### Given request
Please edit the items starting with the line with "url-text: www.dolphinmods.com/71b/m/prayer/ [71,20,222,30]" and going on through the line with "category-link[interactable]: Praise [587,375,611,384]", changing "category-link" to "topic-link" and keeping everything else the same.

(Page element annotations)
▼

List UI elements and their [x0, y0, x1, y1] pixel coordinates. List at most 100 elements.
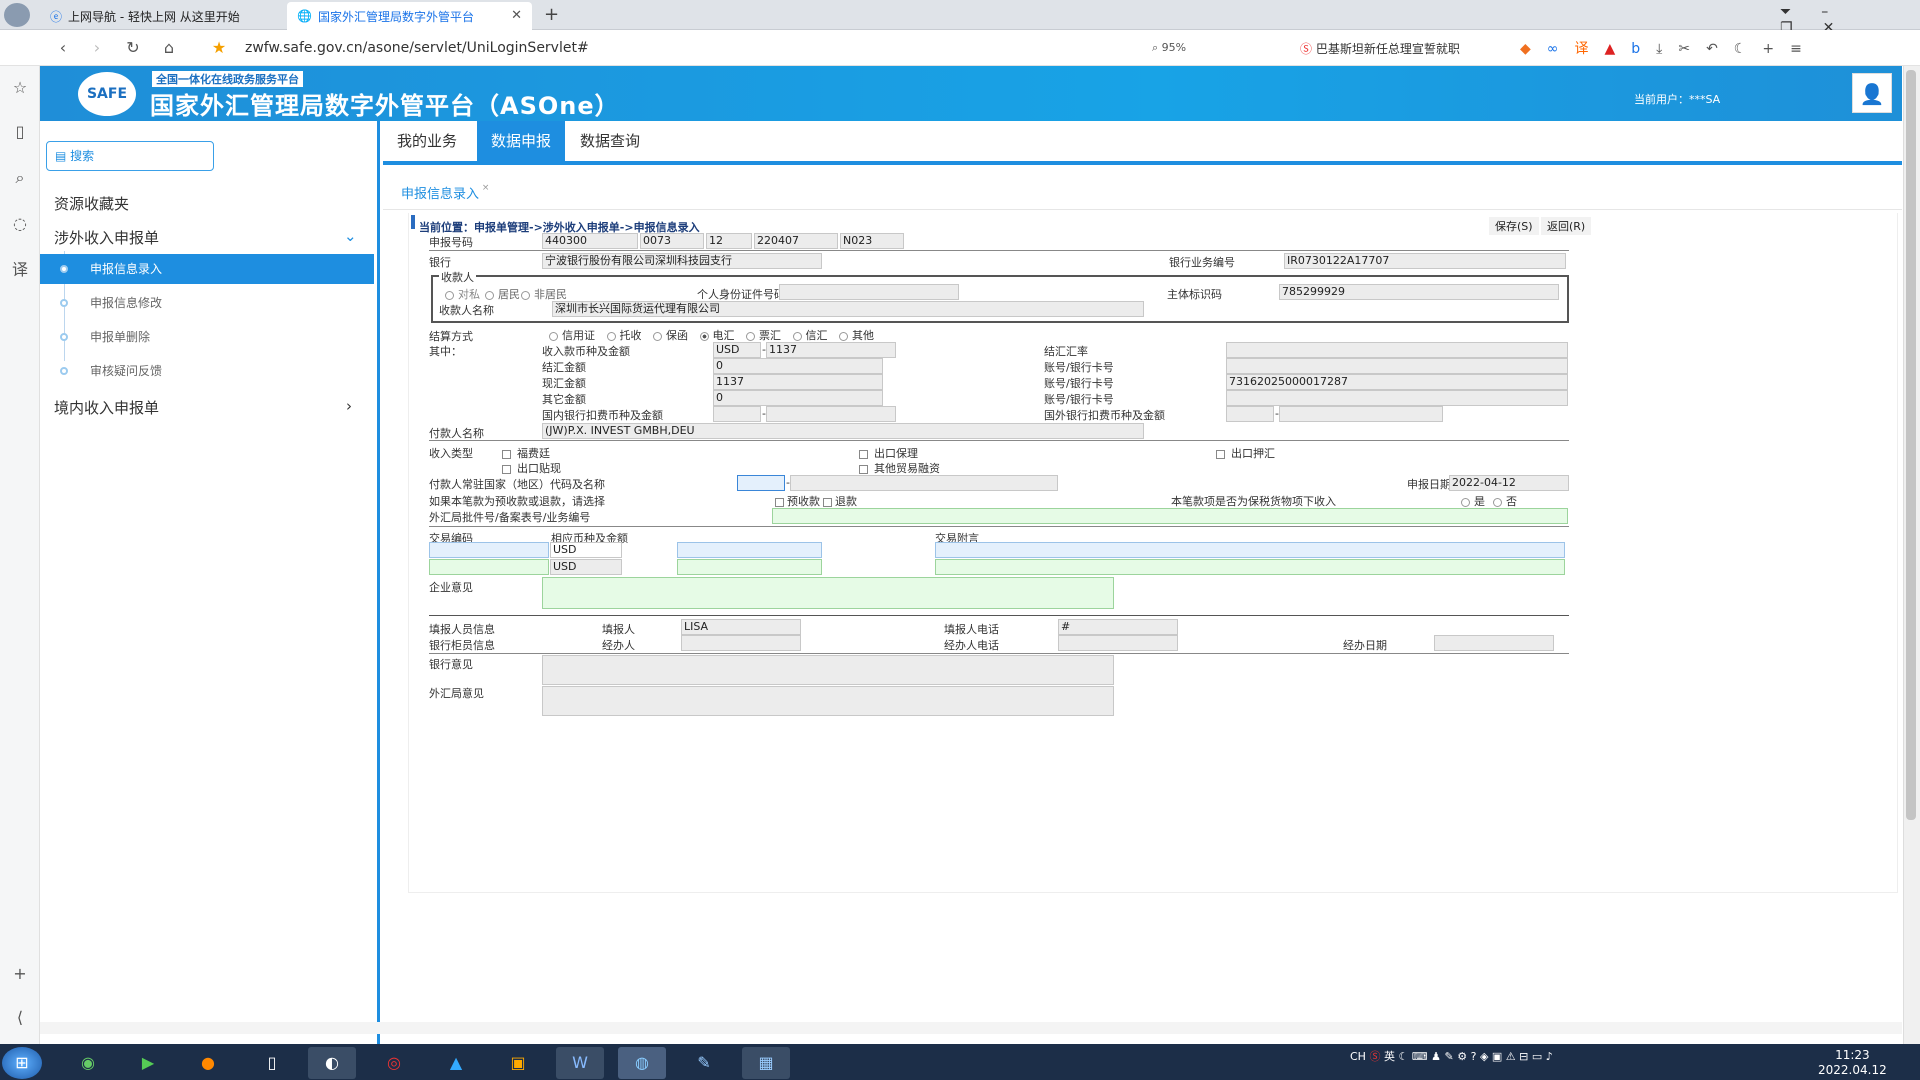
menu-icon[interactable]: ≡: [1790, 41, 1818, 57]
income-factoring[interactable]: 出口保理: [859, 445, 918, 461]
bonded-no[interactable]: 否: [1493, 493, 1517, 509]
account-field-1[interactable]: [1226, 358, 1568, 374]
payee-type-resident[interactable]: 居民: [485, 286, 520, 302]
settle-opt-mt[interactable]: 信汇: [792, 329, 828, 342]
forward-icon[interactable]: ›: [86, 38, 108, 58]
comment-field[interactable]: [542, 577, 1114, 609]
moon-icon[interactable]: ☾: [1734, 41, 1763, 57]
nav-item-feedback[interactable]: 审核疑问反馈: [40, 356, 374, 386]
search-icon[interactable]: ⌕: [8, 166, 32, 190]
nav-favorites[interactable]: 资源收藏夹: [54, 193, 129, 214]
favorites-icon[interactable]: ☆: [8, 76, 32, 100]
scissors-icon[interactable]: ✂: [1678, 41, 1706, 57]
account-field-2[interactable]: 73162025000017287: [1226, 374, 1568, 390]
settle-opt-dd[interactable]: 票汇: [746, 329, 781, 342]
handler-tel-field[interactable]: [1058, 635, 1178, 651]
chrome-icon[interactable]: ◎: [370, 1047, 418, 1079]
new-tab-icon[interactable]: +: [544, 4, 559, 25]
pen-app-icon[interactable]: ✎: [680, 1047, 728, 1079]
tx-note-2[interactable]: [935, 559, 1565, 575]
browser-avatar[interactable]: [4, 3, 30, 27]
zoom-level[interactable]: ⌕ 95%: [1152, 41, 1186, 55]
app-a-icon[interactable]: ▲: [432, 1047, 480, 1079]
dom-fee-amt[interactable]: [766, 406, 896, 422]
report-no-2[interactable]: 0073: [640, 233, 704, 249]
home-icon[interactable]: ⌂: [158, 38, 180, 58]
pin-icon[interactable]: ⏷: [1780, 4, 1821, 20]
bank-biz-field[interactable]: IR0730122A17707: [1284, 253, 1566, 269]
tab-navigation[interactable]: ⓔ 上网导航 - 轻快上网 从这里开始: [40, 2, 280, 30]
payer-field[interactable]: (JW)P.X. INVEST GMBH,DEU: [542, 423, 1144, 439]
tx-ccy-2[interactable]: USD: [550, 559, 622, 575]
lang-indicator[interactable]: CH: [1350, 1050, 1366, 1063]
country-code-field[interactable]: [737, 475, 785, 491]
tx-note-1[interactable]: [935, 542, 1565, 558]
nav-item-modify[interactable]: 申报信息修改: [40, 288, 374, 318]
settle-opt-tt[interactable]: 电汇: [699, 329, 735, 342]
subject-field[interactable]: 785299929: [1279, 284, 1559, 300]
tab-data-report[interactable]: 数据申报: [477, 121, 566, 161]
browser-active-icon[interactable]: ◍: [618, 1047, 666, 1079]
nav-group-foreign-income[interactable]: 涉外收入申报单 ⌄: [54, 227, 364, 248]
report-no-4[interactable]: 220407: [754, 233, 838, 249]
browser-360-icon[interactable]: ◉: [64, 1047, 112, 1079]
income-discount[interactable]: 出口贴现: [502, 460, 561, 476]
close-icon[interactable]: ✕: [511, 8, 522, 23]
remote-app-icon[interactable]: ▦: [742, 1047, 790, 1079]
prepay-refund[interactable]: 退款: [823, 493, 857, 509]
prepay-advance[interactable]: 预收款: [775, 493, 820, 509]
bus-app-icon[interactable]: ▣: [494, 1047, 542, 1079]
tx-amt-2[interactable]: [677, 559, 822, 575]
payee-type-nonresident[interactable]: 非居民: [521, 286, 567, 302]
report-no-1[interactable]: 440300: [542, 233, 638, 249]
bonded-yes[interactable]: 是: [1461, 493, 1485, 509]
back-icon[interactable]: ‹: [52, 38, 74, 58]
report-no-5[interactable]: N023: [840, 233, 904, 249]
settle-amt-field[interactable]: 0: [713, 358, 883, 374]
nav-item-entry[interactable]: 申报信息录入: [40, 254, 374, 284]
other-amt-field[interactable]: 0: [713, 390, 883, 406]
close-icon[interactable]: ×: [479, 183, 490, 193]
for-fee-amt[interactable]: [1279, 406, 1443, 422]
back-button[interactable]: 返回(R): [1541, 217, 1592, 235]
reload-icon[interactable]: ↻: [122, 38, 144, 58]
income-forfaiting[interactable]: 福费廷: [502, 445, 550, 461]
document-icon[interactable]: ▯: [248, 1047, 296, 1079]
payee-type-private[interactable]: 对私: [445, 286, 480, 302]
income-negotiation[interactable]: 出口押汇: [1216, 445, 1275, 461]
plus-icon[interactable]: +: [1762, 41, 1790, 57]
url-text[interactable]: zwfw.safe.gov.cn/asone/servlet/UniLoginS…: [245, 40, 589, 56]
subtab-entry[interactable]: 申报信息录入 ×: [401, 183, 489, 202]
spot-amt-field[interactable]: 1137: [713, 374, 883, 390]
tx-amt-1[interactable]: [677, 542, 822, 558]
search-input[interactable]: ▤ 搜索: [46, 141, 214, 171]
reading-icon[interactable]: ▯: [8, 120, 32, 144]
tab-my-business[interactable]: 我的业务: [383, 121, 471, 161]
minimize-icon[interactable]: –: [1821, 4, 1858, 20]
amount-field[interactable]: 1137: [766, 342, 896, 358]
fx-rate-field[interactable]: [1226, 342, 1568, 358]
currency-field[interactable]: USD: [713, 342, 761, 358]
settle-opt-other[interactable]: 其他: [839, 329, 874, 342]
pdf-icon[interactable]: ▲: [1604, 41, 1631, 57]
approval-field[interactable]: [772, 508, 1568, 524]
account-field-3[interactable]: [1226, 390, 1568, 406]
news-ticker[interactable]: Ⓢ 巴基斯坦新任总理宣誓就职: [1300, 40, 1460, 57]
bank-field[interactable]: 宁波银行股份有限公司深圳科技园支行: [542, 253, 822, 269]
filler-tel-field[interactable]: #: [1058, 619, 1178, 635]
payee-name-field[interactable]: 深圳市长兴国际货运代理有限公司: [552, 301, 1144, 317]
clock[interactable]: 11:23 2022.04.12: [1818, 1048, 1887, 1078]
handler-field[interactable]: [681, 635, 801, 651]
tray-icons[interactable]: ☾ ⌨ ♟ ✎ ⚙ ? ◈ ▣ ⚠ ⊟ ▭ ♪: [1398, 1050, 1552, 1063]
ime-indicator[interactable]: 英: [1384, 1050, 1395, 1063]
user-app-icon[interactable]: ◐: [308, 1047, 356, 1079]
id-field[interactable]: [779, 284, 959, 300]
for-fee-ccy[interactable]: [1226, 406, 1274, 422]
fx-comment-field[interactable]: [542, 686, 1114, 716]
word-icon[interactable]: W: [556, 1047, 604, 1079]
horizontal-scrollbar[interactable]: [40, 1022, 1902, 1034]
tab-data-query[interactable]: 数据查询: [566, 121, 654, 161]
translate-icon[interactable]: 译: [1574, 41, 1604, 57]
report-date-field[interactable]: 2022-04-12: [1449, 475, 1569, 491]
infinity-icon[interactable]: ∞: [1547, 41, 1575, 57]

▲
▼

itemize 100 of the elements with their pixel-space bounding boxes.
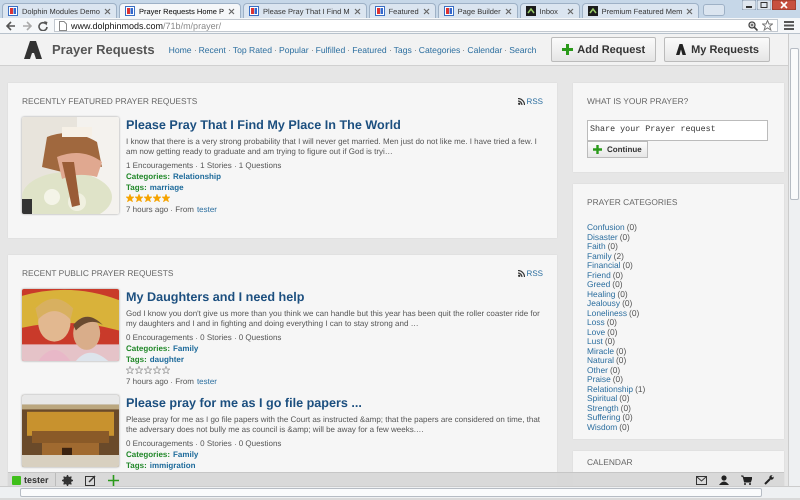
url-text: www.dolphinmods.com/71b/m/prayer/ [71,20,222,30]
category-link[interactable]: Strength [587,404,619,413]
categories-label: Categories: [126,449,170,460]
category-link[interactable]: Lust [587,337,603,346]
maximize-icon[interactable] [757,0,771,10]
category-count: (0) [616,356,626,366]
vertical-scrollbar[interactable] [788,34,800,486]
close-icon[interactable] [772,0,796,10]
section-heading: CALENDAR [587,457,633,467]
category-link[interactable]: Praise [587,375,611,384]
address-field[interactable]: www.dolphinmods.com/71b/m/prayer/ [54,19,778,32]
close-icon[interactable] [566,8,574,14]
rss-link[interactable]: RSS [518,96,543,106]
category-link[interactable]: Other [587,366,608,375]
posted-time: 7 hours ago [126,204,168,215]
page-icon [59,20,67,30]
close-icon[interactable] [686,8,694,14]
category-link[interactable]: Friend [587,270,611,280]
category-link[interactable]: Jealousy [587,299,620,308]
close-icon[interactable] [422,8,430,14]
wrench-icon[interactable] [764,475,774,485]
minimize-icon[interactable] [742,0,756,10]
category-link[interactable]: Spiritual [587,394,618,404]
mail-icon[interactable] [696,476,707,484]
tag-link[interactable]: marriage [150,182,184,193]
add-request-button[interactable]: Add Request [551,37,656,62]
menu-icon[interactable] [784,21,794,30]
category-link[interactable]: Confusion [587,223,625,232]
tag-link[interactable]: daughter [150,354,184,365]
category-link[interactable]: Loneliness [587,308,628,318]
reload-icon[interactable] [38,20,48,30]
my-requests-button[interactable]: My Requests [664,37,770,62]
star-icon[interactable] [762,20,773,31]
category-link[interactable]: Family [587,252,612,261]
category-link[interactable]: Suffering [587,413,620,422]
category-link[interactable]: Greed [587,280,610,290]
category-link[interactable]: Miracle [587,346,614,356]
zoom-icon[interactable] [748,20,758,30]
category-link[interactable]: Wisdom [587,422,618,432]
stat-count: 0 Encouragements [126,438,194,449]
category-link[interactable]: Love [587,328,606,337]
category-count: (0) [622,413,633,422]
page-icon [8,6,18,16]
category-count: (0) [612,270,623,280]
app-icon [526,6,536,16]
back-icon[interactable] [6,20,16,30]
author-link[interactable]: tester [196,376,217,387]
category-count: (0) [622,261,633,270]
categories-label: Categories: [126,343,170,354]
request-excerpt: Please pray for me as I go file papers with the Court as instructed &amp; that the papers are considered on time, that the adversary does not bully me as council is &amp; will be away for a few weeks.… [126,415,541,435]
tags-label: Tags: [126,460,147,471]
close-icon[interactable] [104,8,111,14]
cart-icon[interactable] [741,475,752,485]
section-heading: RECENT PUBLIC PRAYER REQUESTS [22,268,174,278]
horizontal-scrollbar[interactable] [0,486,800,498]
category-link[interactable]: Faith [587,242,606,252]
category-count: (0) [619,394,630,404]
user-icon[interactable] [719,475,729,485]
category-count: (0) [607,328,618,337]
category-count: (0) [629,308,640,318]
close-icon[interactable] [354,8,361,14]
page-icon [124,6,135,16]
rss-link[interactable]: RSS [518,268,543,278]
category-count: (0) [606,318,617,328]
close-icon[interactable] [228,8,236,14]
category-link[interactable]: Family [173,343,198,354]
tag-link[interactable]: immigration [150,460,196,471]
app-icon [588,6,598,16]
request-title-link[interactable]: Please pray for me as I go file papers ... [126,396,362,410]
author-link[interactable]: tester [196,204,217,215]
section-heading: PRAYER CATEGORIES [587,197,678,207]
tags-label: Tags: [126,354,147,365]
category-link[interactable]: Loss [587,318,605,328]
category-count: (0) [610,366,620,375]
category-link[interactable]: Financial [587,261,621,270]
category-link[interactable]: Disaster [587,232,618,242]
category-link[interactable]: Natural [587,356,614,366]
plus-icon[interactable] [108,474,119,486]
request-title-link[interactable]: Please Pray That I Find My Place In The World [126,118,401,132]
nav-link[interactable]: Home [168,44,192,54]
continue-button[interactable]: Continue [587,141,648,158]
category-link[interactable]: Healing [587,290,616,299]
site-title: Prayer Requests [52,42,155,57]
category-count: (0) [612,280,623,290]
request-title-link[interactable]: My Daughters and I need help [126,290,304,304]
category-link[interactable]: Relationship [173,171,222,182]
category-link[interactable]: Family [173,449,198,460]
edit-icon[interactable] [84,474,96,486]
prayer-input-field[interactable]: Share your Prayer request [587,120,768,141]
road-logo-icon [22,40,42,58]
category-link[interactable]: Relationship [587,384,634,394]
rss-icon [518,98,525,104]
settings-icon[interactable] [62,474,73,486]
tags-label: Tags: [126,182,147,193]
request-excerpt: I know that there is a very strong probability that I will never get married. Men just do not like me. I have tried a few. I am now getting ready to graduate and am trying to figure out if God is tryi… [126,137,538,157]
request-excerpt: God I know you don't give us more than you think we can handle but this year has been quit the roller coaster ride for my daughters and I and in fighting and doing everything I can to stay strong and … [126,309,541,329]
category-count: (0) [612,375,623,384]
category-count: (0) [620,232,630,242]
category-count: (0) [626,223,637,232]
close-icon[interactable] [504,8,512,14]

▲

### Task output
url-text: www.dolphinmods.com/71b/m/prayer/ [71,20,222,30]
topic-link[interactable]: Strength [587,404,619,413]
categories-label: Categories: [126,449,170,460]
topic-link[interactable]: Lust [587,337,603,346]
maximize-icon[interactable] [757,0,771,10]
category-count: (0) [616,356,626,366]
vertical-scrollbar[interactable] [788,34,800,486]
close-icon[interactable] [772,0,796,10]
section-heading: CALENDAR [587,457,633,467]
topic-link[interactable]: Praise [587,375,611,384]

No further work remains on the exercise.